— Exercise objective —
In the data below, find each line containing the string "Wage" and return it.

— Items from a figure collection —
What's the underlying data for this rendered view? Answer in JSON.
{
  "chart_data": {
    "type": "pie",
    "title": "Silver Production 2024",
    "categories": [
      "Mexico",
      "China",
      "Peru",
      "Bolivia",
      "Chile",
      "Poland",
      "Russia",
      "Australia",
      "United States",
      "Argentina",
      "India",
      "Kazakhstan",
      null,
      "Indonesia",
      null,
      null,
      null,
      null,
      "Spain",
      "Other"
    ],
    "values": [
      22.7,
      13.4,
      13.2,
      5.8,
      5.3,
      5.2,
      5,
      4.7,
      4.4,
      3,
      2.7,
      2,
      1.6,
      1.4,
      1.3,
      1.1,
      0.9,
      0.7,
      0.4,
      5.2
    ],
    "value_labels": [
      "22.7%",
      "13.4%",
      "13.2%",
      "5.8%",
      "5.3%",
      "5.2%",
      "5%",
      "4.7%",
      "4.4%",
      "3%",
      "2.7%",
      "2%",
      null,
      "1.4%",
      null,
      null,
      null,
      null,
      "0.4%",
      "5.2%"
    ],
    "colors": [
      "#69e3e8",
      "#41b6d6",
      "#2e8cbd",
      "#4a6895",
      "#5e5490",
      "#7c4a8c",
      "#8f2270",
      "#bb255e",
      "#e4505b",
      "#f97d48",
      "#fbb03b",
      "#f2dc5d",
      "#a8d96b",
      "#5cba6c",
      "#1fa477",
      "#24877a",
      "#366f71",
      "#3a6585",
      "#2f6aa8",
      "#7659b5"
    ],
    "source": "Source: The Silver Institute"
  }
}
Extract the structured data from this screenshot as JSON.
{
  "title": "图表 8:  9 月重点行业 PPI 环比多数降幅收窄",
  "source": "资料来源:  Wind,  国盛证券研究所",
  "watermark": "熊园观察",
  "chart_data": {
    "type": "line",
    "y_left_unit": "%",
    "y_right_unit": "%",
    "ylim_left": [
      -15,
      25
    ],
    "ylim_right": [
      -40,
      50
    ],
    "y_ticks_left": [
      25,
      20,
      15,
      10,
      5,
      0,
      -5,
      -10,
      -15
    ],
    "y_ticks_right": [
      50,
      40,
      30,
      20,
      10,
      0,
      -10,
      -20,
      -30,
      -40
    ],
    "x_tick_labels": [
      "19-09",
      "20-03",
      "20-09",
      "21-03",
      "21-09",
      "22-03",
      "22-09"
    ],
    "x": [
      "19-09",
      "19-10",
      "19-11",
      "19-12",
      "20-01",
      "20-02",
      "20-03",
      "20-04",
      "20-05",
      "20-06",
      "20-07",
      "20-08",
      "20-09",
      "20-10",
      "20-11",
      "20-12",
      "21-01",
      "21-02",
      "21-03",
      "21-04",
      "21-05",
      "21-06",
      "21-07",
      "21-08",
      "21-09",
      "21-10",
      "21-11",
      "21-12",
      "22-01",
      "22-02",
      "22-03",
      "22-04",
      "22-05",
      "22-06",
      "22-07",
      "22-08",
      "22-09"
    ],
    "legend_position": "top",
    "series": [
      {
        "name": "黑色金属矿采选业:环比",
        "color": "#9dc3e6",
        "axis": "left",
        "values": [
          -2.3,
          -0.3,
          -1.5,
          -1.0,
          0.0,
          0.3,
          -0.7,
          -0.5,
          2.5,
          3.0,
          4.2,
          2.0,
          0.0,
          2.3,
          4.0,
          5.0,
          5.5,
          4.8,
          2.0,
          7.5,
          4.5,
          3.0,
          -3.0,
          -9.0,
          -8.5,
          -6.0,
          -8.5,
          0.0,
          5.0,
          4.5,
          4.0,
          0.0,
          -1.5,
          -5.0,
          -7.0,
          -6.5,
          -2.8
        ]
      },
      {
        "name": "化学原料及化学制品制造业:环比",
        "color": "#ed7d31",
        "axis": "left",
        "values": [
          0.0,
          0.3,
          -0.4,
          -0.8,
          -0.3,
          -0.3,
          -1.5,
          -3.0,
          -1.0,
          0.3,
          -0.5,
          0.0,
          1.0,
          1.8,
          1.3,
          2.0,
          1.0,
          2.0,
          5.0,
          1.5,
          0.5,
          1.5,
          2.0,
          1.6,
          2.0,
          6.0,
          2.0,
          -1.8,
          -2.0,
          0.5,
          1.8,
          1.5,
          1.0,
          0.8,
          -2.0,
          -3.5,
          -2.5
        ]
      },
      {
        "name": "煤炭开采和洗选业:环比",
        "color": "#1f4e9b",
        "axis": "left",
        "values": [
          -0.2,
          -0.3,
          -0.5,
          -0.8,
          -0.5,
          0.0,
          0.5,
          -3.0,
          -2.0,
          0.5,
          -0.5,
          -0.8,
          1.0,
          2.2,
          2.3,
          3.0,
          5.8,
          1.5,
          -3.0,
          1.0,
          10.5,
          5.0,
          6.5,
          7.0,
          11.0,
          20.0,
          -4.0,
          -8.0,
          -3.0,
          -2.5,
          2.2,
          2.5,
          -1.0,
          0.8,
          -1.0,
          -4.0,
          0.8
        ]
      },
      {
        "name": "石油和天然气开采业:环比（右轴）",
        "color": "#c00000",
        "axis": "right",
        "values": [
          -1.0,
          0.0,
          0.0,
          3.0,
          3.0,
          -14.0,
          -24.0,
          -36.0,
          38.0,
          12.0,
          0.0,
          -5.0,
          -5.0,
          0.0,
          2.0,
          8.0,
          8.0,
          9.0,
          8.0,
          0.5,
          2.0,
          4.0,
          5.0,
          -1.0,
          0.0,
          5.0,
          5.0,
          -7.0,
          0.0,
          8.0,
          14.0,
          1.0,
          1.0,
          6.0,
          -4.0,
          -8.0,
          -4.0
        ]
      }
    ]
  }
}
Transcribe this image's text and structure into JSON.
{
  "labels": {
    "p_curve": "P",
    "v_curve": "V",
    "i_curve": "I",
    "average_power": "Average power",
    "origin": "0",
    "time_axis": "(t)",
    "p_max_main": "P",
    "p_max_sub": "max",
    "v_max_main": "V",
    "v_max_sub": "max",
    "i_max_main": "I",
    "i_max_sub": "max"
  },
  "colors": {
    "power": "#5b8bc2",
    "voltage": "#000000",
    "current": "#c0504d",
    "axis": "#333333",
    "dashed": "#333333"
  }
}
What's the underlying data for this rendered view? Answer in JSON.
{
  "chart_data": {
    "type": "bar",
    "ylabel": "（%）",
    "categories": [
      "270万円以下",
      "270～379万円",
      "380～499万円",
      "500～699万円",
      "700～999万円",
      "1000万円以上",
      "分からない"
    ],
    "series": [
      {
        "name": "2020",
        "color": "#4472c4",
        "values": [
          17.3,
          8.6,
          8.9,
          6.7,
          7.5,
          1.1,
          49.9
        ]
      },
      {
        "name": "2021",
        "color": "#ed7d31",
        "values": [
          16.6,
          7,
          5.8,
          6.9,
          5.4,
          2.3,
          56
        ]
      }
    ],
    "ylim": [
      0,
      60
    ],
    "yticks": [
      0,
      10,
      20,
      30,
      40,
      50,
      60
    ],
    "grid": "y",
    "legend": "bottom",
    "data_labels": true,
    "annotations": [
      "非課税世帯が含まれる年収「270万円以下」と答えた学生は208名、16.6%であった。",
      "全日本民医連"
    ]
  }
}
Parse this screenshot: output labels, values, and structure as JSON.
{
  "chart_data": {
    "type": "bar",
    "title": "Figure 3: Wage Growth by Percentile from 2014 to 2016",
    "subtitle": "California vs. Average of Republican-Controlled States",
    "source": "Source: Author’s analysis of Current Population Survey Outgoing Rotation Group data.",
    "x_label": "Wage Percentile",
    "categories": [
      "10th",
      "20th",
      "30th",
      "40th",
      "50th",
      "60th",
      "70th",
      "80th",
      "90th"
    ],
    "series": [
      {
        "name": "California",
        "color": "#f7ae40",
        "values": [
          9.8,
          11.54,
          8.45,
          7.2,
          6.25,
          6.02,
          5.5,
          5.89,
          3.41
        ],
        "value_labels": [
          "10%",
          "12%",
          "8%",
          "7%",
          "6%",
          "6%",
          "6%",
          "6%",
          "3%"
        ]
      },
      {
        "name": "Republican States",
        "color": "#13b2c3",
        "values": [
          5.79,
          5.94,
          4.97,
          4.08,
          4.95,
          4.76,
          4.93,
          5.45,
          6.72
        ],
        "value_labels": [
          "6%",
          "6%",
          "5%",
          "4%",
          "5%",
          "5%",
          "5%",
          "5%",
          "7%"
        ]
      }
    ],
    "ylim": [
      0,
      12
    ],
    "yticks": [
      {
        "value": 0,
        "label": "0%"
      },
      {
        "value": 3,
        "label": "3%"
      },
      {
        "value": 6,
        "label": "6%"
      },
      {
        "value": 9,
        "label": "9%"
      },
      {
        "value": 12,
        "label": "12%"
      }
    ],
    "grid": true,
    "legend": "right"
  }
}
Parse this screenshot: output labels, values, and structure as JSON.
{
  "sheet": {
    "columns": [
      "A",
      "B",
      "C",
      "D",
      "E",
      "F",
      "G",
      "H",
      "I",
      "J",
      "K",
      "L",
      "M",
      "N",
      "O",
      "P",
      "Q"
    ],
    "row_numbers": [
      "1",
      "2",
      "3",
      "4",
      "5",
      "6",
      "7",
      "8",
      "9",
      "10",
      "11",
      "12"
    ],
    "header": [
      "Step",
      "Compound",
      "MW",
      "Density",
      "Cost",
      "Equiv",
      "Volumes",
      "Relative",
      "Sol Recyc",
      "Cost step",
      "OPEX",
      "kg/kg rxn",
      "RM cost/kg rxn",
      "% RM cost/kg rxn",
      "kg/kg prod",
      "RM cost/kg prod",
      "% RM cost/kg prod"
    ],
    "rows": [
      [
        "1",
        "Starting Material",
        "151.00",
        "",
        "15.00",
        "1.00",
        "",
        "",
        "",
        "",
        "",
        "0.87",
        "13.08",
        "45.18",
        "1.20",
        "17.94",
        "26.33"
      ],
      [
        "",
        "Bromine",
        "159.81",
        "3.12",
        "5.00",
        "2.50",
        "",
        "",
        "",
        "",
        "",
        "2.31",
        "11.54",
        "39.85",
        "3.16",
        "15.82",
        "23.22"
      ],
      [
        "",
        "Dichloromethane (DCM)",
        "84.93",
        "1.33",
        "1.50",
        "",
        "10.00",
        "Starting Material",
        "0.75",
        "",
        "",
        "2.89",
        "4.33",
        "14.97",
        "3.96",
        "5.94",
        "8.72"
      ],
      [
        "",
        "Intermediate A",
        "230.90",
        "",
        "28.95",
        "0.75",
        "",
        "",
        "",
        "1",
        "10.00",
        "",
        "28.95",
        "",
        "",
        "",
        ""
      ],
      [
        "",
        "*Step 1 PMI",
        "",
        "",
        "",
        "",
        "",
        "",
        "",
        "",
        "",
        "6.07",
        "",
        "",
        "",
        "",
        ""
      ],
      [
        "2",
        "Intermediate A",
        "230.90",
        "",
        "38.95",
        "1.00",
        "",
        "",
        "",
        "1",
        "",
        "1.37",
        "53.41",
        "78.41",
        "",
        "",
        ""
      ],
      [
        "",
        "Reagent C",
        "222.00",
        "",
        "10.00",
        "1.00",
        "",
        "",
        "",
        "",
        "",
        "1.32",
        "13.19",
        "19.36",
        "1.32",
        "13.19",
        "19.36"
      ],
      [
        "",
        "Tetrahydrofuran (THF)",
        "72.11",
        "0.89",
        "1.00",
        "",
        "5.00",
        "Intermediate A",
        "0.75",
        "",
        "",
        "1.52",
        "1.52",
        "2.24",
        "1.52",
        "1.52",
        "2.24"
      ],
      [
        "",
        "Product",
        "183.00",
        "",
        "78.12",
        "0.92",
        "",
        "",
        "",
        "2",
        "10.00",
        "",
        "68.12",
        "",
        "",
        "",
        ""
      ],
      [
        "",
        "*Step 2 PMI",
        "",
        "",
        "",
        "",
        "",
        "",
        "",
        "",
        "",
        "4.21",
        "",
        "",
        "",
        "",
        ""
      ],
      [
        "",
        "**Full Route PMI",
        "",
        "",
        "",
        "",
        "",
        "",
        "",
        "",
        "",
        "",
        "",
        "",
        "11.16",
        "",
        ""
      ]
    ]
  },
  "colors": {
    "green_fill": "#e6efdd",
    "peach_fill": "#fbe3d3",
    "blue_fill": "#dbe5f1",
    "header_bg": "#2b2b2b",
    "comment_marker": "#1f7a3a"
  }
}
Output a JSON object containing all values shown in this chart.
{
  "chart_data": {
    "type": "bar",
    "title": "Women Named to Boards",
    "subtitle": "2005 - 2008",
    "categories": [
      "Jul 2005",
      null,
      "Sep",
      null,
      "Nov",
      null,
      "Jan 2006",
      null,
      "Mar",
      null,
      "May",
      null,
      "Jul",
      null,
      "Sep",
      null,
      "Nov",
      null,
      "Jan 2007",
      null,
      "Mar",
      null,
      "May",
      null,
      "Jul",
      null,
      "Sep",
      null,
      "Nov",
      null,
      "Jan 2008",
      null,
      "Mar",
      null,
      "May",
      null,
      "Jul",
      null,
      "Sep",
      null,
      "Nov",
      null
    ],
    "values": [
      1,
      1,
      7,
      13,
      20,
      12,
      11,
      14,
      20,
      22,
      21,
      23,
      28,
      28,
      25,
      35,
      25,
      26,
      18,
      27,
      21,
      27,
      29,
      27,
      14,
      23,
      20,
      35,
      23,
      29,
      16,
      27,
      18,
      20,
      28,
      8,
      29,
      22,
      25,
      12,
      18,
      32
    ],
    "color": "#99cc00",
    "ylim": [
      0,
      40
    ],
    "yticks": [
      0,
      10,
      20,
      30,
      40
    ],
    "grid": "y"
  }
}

— Solution for this problem —
    "title": "Figure 3: Wage Growth by Percentile from 2014 to 2016",
    "x_label": "Wage Percentile",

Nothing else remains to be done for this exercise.